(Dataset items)
=====

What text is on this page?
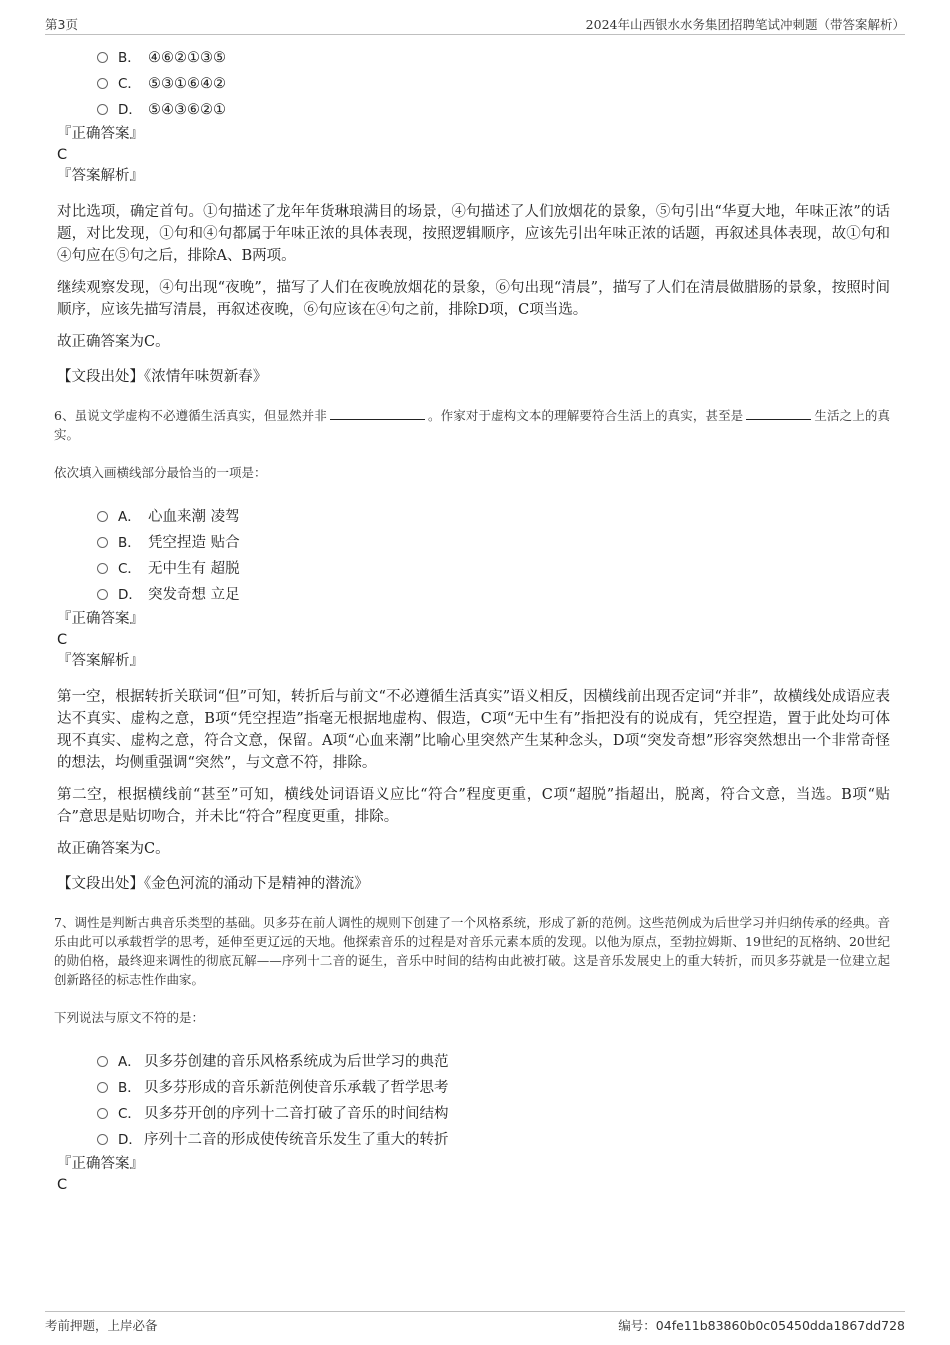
第3页	2024年山西银水水务集团招聘笔试冲刺题（带答案解析）
B． ④⑥②①③⑤
C． ⑤③①⑥④②
D． ⑤④③⑥②①
『正确答案』
C
『答案解析』
对比选项，确定首句。①句描述了龙年年货琳琅满目的场景，④句描述了人们放烟花的景象，⑤句引出“华夏大地，年味正浓”的话题，对比发现，①句和④句都属于年味正浓的具体表现，按照逻辑顺序，应该先引出年味正浓的话题，再叙述具体表现，故①句和④句应在⑤句之后，排除A、B两项。
继续观察发现，④句出现“夜晚”，描写了人们在夜晚放烟花的景象，⑥句出现“清晨”，描写了人们在清晨做腊肠的景象，按照时间顺序，应该先描写清晨，再叙述夜晚，⑥句应该在④句之前，排除D项，C项当选。
故正确答案为C。
【文段出处】《浓情年味贺新春》
6、虽说文学虚构不必遵循生活真实，但显然并非	。作家对于虚构文本的理解要符合生活上的真实，甚至是	生活之上的真实。
依次填入画横线部分最恰当的一项是：
A． 心血来潮 凌驾
B． 凭空捏造 贴合
C． 无中生有 超脱
D． 突发奇想 立足
『正确答案』
C
『答案解析』
第一空，根据转折关联词“但”可知，转折后与前文“不必遵循生活真实”语义相反，因横线前出现否定词“并非”，故横线处成语应表达不真实、虚构之意，B项“凭空捏造”指毫无根据地虚构、假造，C项“无中生有”指把没有的说成有，凭空捏造，置于此处均可体现不真实、虚构之意，符合文意，保留。A项“心血来潮”比喻心里突然产生某种念头，D项“突发奇想”形容突然想出一个非常奇怪的想法，均侧重强调“突然”，与文意不符，排除。
第二空，根据横线前“甚至”可知，横线处词语语义应比“符合”程度更重，C项“超脱”指超出，脱离，符合文意，当选。B项“贴合”意思是贴切吻合，并未比“符合”程度更重，排除。
故正确答案为C。
【文段出处】《金色河流的涌动下是精神的潜流》
7、调性是判断古典音乐类型的基础。贝多芬在前人调性的规则下创建了一个风格系统，形成了新的范例。这些范例成为后世学习并归纳传承的经典。音乐由此可以承载哲学的思考，延伸至更辽远的天地。他探索音乐的过程是对音乐元素本质的发现。以他为原点，至勃拉姆斯、19世纪的瓦格纳、20世纪的勋伯格，最终迎来调性的彻底瓦解——序列十二音的诞生，音乐中时间的结构由此被打破。这是音乐发展史上的重大转折，而贝多芬就是一位建立起创新路径的标志性作曲家。
下列说法与原文不符的是：
A． 贝多芬创建的音乐风格系统成为后世学习的典范
B． 贝多芬形成的音乐新范例使音乐承载了哲学思考
C． 贝多芬开创的序列十二音打破了音乐的时间结构
D． 序列十二音的形成使传统音乐发生了重大的转折
『正确答案』
C
考前押题，上岸必备	编号：04fe11b83860b0c05450dda1867dd728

=====

Write the lines above out again exactly, without any of their pictures.

What text is on this page?
第3页	2024年山西银水水务集团招聘笔试冲刺题（带答案解析）
B． ④⑥②①③⑤
C． ⑤③①⑥④②
D． ⑤④③⑥②①
『正确答案』
C
『答案解析』
对比选项，确定首句。①句描述了龙年年货琳琅满目的场景，④句描述了人们放烟花的景象，⑤句引出“华夏大地，年味正浓”的话题，对比发现，①句和④句都属于年味正浓的具体表现，按照逻辑顺序，应该先引出年味正浓的话题，再叙述具体表现，故①句和④句应在⑤句之后，排除A、B两项。
继续观察发现，④句出现“夜晚”，描写了人们在夜晚放烟花的景象，⑥句出现“清晨”，描写了人们在清晨做腊肠的景象，按照时间顺序，应该先描写清晨，再叙述夜晚，⑥句应该在④句之前，排除D项，C项当选。
故正确答案为C。
【文段出处】《浓情年味贺新春》
6、虽说文学虚构不必遵循生活真实，但显然并非	。作家对于虚构文本的理解要符合生活上的真实，甚至是	生活之上的真实。
依次填入画横线部分最恰当的一项是：
A． 心血来潮 凌驾
B． 凭空捏造 贴合
C． 无中生有 超脱
D． 突发奇想 立足
『正确答案』
C
『答案解析』
第一空，根据转折关联词“但”可知，转折后与前文“不必遵循生活真实”语义相反，因横线前出现否定词“并非”，故横线处成语应表达不真实、虚构之意，B项“凭空捏造”指毫无根据地虚构、假造，C项“无中生有”指把没有的说成有，凭空捏造，置于此处均可体现不真实、虚构之意，符合文意，保留。A项“心血来潮”比喻心里突然产生某种念头，D项“突发奇想”形容突然想出一个非常奇怪的想法，均侧重强调“突然”，与文意不符，排除。
第二空，根据横线前“甚至”可知，横线处词语语义应比“符合”程度更重，C项“超脱”指超出，脱离，符合文意，当选。B项“贴合”意思是贴切吻合，并未比“符合”程度更重，排除。
故正确答案为C。
【文段出处】《金色河流的涌动下是精神的潜流》
7、调性是判断古典音乐类型的基础。贝多芬在前人调性的规则下创建了一个风格系统，形成了新的范例。这些范例成为后世学习并归纳传承的经典。音乐由此可以承载哲学的思考，延伸至更辽远的天地。他探索音乐的过程是对音乐元素本质的发现。以他为原点，至勃拉姆斯、19世纪的瓦格纳、20世纪的勋伯格，最终迎来调性的彻底瓦解——序列十二音的诞生，音乐中时间的结构由此被打破。这是音乐发展史上的重大转折，而贝多芬就是一位建立起创新路径的标志性作曲家。
下列说法与原文不符的是：
A． 贝多芬创建的音乐风格系统成为后世学习的典范
B． 贝多芬形成的音乐新范例使音乐承载了哲学思考
C． 贝多芬开创的序列十二音打破了音乐的时间结构
D． 序列十二音的形成使传统音乐发生了重大的转折
『正确答案』
C
考前押题，上岸必备	编号：04fe11b83860b0c05450dda1867dd728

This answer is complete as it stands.